▶ **THE TASK**
Going through the material below, please gather all lines with the word "wifi" in them.

─── PROVIDED RECORDS

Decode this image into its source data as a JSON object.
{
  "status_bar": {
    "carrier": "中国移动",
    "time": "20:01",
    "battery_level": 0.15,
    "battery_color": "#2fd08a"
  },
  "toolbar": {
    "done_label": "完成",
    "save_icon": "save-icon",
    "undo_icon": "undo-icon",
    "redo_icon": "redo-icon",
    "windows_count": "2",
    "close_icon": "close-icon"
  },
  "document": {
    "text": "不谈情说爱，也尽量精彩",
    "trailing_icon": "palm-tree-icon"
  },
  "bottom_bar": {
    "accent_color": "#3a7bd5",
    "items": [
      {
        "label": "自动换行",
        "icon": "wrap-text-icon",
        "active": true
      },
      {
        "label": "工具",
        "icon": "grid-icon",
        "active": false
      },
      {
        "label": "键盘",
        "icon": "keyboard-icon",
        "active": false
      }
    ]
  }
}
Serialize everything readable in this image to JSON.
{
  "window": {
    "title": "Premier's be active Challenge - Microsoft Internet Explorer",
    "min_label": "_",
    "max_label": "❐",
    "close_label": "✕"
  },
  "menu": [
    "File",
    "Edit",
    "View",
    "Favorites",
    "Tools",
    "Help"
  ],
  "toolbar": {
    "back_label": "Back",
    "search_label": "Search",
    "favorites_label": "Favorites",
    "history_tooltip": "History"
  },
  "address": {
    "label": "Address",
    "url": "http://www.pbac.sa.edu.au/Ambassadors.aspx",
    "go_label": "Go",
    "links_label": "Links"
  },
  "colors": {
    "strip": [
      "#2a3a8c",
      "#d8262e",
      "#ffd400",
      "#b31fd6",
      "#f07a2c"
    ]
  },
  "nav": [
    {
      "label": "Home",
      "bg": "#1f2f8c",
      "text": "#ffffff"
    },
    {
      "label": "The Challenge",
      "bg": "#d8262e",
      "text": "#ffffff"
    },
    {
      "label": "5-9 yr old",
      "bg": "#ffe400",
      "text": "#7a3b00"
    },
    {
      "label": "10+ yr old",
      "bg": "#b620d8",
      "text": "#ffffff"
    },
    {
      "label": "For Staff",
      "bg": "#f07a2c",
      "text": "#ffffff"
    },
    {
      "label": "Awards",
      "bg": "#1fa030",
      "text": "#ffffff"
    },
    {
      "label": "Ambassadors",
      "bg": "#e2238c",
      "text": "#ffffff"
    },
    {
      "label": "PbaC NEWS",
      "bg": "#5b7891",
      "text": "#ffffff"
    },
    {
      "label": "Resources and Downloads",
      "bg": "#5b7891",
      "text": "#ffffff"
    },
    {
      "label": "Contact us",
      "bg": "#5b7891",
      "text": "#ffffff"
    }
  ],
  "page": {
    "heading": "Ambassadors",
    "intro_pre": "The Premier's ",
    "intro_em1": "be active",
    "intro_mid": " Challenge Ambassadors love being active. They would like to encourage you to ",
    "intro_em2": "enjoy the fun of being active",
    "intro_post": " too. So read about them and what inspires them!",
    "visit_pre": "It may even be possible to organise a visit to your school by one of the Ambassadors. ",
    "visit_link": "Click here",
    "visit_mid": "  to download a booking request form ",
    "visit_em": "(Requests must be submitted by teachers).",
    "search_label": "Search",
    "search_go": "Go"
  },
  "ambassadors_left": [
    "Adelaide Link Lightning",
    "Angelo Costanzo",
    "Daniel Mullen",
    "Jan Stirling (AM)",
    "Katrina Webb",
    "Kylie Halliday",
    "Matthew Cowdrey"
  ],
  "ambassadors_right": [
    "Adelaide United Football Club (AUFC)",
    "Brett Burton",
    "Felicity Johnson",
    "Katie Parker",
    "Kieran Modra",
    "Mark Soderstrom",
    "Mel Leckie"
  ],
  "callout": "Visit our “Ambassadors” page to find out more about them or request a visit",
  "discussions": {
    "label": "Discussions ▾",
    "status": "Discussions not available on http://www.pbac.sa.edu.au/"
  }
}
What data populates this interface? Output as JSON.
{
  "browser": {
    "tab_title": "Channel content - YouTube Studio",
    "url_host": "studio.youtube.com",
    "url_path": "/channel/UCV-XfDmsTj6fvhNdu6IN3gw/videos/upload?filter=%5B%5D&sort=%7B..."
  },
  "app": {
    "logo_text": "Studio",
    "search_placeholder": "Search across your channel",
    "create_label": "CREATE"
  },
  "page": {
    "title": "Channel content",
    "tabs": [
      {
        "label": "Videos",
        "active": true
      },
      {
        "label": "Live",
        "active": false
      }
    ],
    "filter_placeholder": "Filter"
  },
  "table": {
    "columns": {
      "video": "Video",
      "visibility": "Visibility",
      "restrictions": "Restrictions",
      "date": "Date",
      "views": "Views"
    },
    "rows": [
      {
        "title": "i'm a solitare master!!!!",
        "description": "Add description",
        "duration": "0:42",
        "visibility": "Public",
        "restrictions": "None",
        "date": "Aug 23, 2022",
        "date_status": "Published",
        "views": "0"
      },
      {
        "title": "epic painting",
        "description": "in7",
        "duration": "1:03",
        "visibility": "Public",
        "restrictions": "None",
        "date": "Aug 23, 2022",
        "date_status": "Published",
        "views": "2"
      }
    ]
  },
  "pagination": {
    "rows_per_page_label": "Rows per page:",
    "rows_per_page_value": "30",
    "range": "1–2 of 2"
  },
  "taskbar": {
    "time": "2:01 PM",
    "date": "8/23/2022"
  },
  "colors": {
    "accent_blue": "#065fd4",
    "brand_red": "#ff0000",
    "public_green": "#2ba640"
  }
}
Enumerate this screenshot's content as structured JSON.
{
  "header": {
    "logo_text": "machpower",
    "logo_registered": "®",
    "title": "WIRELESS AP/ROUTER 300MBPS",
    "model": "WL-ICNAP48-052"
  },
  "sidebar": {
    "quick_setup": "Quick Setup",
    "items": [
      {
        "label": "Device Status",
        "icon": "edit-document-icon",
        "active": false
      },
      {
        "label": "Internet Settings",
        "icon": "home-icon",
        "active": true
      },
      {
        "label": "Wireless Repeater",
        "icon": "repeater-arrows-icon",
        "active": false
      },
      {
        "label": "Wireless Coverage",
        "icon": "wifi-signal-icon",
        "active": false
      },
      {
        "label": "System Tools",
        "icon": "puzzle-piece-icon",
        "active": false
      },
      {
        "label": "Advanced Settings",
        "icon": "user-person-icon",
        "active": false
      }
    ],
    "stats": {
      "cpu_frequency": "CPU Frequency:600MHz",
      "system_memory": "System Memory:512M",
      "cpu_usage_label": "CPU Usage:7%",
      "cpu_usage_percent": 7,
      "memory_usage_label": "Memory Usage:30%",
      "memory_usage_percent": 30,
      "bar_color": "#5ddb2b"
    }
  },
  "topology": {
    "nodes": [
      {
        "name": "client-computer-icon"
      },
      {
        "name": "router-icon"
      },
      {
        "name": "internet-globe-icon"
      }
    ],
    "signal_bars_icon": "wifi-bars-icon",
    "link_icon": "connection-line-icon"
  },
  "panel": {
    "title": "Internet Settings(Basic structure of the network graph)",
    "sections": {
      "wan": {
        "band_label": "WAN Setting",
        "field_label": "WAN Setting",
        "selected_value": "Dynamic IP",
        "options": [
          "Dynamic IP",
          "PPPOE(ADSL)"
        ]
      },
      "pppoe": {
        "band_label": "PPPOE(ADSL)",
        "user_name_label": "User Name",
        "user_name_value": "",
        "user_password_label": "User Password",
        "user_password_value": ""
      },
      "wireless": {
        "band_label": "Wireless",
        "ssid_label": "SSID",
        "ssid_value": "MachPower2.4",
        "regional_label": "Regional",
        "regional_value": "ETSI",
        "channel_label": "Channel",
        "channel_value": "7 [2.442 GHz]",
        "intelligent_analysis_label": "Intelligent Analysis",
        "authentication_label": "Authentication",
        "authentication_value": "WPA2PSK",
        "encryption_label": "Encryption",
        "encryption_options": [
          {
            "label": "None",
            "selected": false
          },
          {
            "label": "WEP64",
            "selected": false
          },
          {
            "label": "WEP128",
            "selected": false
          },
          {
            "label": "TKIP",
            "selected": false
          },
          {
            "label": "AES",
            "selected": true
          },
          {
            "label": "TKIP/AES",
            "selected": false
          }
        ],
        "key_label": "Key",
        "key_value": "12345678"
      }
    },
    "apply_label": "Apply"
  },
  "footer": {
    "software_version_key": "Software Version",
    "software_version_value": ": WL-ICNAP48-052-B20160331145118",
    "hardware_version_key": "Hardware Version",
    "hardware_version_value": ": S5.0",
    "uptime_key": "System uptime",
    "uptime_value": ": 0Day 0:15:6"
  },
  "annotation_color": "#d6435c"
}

──────

▶ **COMPLETED TASK**
        "icon": "wifi-signal-icon",
    "signal_bars_icon": "wifi-bars-icon",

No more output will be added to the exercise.